Your goal: Extract the complete listing and repeat it word for word.

[Lines of data]
-*-

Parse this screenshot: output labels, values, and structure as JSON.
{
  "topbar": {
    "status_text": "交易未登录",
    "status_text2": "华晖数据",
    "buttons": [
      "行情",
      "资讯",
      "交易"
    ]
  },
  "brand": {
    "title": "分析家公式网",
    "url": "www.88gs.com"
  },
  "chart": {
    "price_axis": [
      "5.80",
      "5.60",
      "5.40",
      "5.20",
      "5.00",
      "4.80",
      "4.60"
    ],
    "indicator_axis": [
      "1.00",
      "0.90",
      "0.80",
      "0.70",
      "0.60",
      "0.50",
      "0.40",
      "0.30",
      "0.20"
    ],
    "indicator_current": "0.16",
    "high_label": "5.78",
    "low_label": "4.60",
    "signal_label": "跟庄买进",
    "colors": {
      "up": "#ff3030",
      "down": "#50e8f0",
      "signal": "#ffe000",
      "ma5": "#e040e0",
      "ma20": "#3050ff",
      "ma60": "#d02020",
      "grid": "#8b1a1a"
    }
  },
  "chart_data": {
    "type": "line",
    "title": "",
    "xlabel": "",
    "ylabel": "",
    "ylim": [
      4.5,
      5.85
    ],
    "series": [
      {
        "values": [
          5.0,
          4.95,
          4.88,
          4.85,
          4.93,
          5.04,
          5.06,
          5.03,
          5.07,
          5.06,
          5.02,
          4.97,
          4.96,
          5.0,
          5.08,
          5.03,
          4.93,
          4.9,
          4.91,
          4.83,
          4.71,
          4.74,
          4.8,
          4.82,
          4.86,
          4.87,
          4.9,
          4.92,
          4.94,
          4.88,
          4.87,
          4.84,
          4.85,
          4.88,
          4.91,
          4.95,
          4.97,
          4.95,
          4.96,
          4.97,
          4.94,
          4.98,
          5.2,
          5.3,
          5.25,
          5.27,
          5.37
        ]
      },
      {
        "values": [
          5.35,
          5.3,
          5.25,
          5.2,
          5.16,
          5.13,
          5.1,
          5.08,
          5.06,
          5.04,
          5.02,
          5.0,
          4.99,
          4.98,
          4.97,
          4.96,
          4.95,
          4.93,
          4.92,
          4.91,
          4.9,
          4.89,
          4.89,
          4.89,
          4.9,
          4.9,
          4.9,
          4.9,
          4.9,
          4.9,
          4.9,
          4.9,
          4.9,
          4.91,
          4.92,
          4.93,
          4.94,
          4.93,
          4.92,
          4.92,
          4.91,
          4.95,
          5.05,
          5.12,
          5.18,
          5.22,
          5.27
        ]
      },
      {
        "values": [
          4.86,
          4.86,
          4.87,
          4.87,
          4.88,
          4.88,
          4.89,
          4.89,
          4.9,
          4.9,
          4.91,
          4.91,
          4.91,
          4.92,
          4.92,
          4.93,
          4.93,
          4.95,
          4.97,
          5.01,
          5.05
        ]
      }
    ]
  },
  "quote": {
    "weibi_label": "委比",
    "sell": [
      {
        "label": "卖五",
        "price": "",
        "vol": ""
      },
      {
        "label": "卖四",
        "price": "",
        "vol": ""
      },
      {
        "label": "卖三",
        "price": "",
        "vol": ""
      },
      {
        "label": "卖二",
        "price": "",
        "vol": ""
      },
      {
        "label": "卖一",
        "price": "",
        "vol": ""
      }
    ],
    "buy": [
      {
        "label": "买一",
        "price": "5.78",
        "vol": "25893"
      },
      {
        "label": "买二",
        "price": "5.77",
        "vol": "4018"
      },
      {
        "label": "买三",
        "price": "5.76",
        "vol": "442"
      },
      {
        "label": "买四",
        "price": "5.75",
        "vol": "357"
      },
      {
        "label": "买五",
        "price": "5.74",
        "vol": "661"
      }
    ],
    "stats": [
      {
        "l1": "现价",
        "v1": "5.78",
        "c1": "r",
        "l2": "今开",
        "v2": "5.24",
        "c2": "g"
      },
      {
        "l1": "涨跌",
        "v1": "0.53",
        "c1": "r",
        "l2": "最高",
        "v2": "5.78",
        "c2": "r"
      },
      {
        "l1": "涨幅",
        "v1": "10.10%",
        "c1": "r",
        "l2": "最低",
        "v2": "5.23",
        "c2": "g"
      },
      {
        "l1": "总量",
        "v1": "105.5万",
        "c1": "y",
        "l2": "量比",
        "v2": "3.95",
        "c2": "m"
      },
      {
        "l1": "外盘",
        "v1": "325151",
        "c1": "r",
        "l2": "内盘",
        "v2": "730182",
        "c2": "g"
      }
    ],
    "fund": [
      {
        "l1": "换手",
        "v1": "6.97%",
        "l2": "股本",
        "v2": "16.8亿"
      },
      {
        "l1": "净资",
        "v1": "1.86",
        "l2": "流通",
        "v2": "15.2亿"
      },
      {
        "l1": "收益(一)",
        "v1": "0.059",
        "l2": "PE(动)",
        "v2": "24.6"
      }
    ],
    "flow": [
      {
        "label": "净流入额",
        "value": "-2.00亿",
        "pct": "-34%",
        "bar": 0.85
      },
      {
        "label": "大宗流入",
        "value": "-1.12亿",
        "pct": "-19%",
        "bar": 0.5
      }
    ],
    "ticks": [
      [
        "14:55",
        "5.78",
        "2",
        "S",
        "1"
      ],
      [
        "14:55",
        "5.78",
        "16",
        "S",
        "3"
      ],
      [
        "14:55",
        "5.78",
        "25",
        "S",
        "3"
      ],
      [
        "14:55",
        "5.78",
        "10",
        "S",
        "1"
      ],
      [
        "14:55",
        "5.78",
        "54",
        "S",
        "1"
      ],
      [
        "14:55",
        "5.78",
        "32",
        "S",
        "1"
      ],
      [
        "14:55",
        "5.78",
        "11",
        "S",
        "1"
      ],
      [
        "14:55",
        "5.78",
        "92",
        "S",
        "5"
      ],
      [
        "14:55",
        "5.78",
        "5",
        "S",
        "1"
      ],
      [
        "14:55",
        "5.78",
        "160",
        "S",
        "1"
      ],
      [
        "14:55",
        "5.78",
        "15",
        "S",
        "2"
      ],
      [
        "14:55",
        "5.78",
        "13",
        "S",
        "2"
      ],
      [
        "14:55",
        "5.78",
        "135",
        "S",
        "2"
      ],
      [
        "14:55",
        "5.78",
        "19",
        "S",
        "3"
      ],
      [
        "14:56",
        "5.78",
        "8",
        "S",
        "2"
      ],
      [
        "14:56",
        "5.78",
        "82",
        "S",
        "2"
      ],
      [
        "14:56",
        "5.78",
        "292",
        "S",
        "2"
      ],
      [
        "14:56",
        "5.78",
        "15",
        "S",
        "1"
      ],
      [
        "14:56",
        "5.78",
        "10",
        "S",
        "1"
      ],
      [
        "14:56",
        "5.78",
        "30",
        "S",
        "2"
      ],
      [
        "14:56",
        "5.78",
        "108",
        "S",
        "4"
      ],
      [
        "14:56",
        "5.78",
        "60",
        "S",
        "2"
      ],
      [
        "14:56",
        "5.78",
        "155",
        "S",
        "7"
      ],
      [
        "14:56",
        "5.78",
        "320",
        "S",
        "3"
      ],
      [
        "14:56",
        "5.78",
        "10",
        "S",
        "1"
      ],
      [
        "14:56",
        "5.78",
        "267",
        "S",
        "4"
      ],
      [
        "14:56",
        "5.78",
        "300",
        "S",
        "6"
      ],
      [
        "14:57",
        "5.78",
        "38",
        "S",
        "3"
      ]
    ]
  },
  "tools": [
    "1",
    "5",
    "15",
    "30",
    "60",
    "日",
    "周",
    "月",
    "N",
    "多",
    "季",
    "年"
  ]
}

-*-

Reply to the exercise:
Parse this screenshot: output labels, values, and structure as JSON.
{
  "topbar": {
    "status_text": "交易未登录",
    "status_text2": "华晖数据",
    "buttons": [
      "行情",
      "资讯",
      "交易"
    ]
  },
  "brand": {
    "title": "分析家公式网",
    "url": "www.88gs.com"
  },
  "chart": {
    "price_axis": [
      "5.80",
      "5.60",
      "5.40",
      "5.20",
      "5.00",
      "4.80",
      "4.60"
    ],
    "indicator_axis": [
      "1.00",
      "0.90",
      "0.80",
      "0.70",
      "0.60",
      "0.50",
      "0.40",
      "0.30",
      "0.20"
    ],
    "indicator_current": "0.16",
    "high_label": "5.78",
    "low_label": "4.60",
    "signal_label": "跟庄买进",
    "colors": {
      "up": "#ff3030",
      "down": "#50e8f0",
      "signal": "#ffe000",
      "ma5": "#e040e0",
      "ma20": "#3050ff",
      "ma60": "#d02020",
      "grid": "#8b1a1a"
    }
  },
  "chart_data": {
    "type": "line",
    "title": "",
    "xlabel": "",
    "ylabel": "",
    "ylim": [
      4.5,
      5.85
    ],
    "series": [
      {
        "values": [
          5.0,
          4.95,
          4.88,
          4.85,
          4.93,
          5.04,
          5.06,
          5.03,
          5.07,
          5.06,
          5.02,
          4.97,
          4.96,
          5.0,
          5.08,
          5.03,
          4.93,
          4.9,
          4.91,
          4.83,
          4.71,
          4.74,
          4.8,
          4.82,
          4.86,
          4.87,
          4.9,
          4.92,
          4.94,
          4.88,
          4.87,
          4.84,
          4.85,
          4.88,
          4.91,
          4.95,
          4.97,
          4.95,
          4.96,
          4.97,
          4.94,
          4.98,
          5.2,
          5.3,
          5.25,
          5.27,
          5.37
        ]
      },
      {
        "values": [
          5.35,
          5.3,
          5.25,
          5.2,
          5.16,
          5.13,
          5.1,
          5.08,
          5.06,
          5.04,
          5.02,
          5.0,
          4.99,
          4.98,
          4.97,
          4.96,
          4.95,
          4.93,
          4.92,
          4.91,
          4.9,
          4.89,
          4.89,
          4.89,
          4.9,
          4.9,
          4.9,
          4.9,
          4.9,
          4.9,
          4.9,
          4.9,
          4.9,
          4.91,
          4.92,
          4.93,
          4.94,
          4.93,
          4.92,
          4.92,
          4.91,
          4.95,
          5.05,
          5.12,
          5.18,
          5.22,
          5.27
        ]
      },
      {
        "values": [
          4.86,
          4.86,
          4.87,
          4.87,
          4.88,
          4.88,
          4.89,
          4.89,
          4.9,
          4.9,
          4.91,
          4.91,
          4.91,
          4.92,
          4.92,
          4.93,
          4.93,
          4.95,
          4.97,
          5.01,
          5.05
        ]
      }
    ]
  },
  "quote": {
    "weibi_label": "委比",
    "sell": [
      {
        "label": "卖五",
        "price": "",
        "vol": ""
      },
      {
        "label": "卖四",
        "price": "",
        "vol": ""
      },
      {
        "label": "卖三",
        "price": "",
        "vol": ""
      },
      {
        "label": "卖二",
        "price": "",
        "vol": ""
      },
      {
        "label": "卖一",
        "price": "",
        "vol": ""
      }
    ],
    "buy": [
      {
        "label": "买一",
        "price": "5.78",
        "vol": "25893"
      },
      {
        "label": "买二",
        "price": "5.77",
        "vol": "4018"
      },
      {
        "label": "买三",
        "price": "5.76",
        "vol": "442"
      },
      {
        "label": "买四",
        "price": "5.75",
        "vol": "357"
      },
      {
        "label": "买五",
        "price": "5.74",
        "vol": "661"
      }
    ],
    "stats": [
      {
        "l1": "现价",
        "v1": "5.78",
        "c1": "r",
        "l2": "今开",
        "v2": "5.24",
        "c2": "g"
      },
      {
        "l1": "涨跌",
        "v1": "0.53",
        "c1": "r",
        "l2": "最高",
        "v2": "5.78",
        "c2": "r"
      },
      {
        "l1": "涨幅",
        "v1": "10.10%",
        "c1": "r",
        "l2": "最低",
        "v2": "5.23",
        "c2": "g"
      },
      {
        "l1": "总量",
        "v1": "105.5万",
        "c1": "y",
        "l2": "量比",
        "v2": "3.95",
        "c2": "m"
      },
      {
        "l1": "外盘",
        "v1": "325151",
        "c1": "r",
        "l2": "内盘",
        "v2": "730182",
        "c2": "g"
      }
    ],
    "fund": [
      {
        "l1": "换手",
        "v1": "6.97%",
        "l2": "股本",
        "v2": "16.8亿"
      },
      {
        "l1": "净资",
        "v1": "1.86",
        "l2": "流通",
        "v2": "15.2亿"
      },
      {
        "l1": "收益(一)",
        "v1": "0.059",
        "l2": "PE(动)",
        "v2": "24.6"
      }
    ],
    "flow": [
      {
        "label": "净流入额",
        "value": "-2.00亿",
        "pct": "-34%",
        "bar": 0.85
      },
      {
        "label": "大宗流入",
        "value": "-1.12亿",
        "pct": "-19%",
        "bar": 0.5
      }
    ],
    "ticks": [
      [
        "14:55",
        "5.78",
        "2",
        "S",
        "1"
      ],
      [
        "14:55",
        "5.78",
        "16",
        "S",
        "3"
      ],
      [
        "14:55",
        "5.78",
        "25",
        "S",
        "3"
      ],
      [
        "14:55",
        "5.78",
        "10",
        "S",
        "1"
      ],
      [
        "14:55",
        "5.78",
        "54",
        "S",
        "1"
      ],
      [
        "14:55",
        "5.78",
        "32",
        "S",
        "1"
      ],
      [
        "14:55",
        "5.78",
        "11",
        "S",
        "1"
      ],
      [
        "14:55",
        "5.78",
        "92",
        "S",
        "5"
      ],
      [
        "14:55",
        "5.78",
        "5",
        "S",
        "1"
      ],
      [
        "14:55",
        "5.78",
        "160",
        "S",
        "1"
      ],
      [
        "14:55",
        "5.78",
        "15",
        "S",
        "2"
      ],
      [
        "14:55",
        "5.78",
        "13",
        "S",
        "2"
      ],
      [
        "14:55",
        "5.78",
        "135",
        "S",
        "2"
      ],
      [
        "14:55",
        "5.78",
        "19",
        "S",
        "3"
      ],
      [
        "14:56",
        "5.78",
        "8",
        "S",
        "2"
      ],
      [
        "14:56",
        "5.78",
        "82",
        "S",
        "2"
      ],
      [
        "14:56",
        "5.78",
        "292",
        "S",
        "2"
      ],
      [
        "14:56",
        "5.78",
        "15",
        "S",
        "1"
      ],
      [
        "14:56",
        "5.78",
        "10",
        "S",
        "1"
      ],
      [
        "14:56",
        "5.78",
        "30",
        "S",
        "2"
      ],
      [
        "14:56",
        "5.78",
        "108",
        "S",
        "4"
      ],
      [
        "14:56",
        "5.78",
        "60",
        "S",
        "2"
      ],
      [
        "14:56",
        "5.78",
        "155",
        "S",
        "7"
      ],
      [
        "14:56",
        "5.78",
        "320",
        "S",
        "3"
      ],
      [
        "14:56",
        "5.78",
        "10",
        "S",
        "1"
      ],
      [
        "14:56",
        "5.78",
        "267",
        "S",
        "4"
      ],
      [
        "14:56",
        "5.78",
        "300",
        "S",
        "6"
      ],
      [
        "14:57",
        "5.78",
        "38",
        "S",
        "3"
      ]
    ]
  },
  "tools": [
    "1",
    "5",
    "15",
    "30",
    "60",
    "日",
    "周",
    "月",
    "N",
    "多",
    "季",
    "年"
  ]
}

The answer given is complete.